# What is being asked
Tally the lines below that contain "Reflectivity". The number is the whole answer.

# Task material
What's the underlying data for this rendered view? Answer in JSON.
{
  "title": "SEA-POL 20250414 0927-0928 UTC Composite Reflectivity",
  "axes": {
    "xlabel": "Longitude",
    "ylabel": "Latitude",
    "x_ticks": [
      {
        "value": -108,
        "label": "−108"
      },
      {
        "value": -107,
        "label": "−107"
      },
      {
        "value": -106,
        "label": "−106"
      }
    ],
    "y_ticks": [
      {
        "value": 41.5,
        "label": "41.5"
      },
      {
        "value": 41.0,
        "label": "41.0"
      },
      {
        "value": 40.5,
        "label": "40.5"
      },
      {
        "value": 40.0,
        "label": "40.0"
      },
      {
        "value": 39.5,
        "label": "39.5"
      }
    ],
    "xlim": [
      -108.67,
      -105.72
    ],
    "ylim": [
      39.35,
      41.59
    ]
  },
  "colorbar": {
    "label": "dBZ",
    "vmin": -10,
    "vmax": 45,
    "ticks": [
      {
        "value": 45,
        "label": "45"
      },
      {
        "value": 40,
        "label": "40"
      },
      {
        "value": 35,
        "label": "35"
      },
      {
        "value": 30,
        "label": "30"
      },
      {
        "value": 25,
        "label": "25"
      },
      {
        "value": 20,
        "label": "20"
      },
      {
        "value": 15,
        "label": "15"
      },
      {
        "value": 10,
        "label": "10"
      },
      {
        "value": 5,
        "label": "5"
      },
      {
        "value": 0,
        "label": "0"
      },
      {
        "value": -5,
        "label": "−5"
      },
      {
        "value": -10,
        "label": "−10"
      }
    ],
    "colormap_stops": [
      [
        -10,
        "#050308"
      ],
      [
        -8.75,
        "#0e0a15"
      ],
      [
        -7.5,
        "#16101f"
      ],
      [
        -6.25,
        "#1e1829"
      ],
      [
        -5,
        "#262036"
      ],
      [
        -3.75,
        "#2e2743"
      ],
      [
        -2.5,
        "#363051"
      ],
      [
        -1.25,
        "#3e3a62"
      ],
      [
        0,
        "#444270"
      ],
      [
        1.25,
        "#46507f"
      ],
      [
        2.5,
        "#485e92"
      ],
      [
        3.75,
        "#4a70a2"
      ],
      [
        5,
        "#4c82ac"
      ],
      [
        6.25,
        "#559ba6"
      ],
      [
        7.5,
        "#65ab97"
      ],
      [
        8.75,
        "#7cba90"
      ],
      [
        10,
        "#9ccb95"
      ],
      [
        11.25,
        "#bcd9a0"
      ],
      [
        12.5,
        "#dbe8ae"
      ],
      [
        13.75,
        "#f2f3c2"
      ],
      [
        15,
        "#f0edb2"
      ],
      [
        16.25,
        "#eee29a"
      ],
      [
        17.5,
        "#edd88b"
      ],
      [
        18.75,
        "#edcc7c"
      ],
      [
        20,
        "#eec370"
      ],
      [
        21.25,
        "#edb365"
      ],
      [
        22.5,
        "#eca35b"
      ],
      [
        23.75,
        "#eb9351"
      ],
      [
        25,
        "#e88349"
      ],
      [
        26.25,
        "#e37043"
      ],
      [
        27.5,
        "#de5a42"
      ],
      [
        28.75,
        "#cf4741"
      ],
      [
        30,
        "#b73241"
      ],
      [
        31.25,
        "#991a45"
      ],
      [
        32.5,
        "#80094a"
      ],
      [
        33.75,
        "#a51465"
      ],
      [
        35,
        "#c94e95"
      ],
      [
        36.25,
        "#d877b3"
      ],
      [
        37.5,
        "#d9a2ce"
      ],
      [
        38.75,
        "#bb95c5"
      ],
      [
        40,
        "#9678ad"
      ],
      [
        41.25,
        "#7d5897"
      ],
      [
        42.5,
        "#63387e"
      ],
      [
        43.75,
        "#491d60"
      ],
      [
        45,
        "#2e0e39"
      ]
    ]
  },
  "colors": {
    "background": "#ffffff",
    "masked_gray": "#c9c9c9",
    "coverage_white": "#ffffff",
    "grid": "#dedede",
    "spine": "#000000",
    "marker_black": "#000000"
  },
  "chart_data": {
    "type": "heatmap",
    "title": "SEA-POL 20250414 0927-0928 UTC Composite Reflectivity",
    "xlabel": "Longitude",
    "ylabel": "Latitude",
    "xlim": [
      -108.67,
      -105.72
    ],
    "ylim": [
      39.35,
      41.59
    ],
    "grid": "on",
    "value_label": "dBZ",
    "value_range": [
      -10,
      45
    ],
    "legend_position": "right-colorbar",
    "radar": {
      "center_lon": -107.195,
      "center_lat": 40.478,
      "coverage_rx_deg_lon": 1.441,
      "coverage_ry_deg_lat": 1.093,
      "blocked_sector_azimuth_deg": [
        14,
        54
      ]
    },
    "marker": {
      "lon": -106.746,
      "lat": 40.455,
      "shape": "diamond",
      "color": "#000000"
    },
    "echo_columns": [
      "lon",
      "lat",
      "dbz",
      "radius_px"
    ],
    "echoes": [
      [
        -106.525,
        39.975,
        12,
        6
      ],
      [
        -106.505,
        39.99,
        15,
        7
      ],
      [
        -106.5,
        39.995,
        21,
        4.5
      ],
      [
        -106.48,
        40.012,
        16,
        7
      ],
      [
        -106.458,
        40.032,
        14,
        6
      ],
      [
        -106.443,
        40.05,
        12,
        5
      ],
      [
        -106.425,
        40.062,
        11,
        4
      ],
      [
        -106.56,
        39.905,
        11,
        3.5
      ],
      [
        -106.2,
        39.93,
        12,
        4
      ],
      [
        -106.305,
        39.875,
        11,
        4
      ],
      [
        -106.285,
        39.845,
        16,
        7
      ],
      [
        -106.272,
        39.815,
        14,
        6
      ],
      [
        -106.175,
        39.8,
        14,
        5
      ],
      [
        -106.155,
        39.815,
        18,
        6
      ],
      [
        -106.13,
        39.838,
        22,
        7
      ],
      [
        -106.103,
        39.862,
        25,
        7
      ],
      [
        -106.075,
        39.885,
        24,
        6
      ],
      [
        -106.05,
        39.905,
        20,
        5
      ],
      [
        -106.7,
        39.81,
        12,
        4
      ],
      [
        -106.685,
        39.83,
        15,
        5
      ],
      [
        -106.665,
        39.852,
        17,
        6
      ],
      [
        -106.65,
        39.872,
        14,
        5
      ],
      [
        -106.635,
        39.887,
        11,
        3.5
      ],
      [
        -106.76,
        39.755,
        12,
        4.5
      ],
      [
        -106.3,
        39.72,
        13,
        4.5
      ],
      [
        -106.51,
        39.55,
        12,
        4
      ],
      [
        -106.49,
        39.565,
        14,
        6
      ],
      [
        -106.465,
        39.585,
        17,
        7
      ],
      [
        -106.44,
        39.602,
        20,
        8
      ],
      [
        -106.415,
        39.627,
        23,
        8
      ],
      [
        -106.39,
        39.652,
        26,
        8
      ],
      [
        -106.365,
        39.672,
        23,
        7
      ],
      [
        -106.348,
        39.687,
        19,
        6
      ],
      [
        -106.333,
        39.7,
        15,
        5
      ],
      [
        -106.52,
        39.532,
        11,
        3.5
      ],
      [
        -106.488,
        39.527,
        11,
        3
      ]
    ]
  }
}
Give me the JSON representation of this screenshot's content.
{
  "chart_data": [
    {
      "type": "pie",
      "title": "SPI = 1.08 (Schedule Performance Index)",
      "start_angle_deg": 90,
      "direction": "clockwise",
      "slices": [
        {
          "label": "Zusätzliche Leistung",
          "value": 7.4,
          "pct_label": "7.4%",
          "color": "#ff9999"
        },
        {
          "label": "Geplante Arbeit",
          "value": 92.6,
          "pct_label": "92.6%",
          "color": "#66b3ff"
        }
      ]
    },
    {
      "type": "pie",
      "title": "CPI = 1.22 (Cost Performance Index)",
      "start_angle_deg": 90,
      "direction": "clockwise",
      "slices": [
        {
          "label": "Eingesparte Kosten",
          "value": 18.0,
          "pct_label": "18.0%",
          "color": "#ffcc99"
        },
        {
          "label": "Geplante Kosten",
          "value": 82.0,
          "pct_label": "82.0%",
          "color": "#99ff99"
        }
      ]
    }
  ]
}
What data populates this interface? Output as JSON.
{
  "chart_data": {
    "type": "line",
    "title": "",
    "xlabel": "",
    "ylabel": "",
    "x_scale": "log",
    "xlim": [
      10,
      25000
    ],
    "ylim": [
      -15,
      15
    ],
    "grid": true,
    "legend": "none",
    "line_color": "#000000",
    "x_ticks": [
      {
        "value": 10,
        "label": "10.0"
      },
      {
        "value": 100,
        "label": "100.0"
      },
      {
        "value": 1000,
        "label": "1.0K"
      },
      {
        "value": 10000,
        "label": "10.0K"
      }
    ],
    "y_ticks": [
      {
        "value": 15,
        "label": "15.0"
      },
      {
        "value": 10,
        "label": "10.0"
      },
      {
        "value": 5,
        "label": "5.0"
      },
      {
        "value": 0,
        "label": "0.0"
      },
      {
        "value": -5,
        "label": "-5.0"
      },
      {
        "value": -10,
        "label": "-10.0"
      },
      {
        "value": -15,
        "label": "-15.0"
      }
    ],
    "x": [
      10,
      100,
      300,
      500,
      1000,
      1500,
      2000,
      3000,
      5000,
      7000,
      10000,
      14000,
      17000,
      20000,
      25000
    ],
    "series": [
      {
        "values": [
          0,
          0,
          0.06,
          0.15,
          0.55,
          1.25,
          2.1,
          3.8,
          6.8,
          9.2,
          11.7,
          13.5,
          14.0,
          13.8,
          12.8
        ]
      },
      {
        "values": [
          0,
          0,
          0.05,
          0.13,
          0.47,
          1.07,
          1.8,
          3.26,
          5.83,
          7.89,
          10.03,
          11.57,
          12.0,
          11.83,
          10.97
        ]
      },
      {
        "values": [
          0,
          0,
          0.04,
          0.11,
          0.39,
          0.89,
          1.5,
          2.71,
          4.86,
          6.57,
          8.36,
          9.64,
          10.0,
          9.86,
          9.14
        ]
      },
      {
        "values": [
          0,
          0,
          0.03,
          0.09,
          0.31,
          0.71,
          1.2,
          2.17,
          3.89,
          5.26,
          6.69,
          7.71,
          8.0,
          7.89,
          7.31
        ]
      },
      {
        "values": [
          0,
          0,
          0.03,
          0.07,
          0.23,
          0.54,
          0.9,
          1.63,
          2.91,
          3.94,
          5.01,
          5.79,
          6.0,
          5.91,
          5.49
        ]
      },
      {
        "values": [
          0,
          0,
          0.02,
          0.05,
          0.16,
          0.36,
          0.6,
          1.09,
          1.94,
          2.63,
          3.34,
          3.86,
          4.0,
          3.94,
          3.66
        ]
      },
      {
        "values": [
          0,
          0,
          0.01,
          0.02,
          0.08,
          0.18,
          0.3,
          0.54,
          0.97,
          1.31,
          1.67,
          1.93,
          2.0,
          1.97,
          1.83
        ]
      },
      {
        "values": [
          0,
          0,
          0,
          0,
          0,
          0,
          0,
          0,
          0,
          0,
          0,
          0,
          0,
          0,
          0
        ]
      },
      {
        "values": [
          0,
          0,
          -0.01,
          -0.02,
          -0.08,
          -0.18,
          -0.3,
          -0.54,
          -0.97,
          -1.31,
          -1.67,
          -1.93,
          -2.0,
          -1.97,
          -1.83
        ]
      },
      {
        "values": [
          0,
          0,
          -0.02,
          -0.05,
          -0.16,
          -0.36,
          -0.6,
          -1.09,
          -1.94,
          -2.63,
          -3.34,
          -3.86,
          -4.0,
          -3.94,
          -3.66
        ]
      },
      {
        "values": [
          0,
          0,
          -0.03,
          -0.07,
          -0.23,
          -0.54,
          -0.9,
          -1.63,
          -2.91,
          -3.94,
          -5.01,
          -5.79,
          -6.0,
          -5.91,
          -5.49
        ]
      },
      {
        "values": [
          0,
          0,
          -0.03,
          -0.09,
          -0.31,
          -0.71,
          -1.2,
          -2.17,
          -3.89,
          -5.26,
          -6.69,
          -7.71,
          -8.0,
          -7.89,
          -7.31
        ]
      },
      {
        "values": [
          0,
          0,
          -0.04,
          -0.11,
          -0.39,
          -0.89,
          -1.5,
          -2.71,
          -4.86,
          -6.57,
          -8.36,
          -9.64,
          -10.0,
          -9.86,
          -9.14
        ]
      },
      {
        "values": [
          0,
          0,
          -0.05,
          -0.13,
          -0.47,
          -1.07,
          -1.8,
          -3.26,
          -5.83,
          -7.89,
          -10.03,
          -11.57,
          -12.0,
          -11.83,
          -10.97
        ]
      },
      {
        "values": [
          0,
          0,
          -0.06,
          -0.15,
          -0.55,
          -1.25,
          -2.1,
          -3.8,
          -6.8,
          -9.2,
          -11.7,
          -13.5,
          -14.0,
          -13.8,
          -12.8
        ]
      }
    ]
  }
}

# Exercise response
2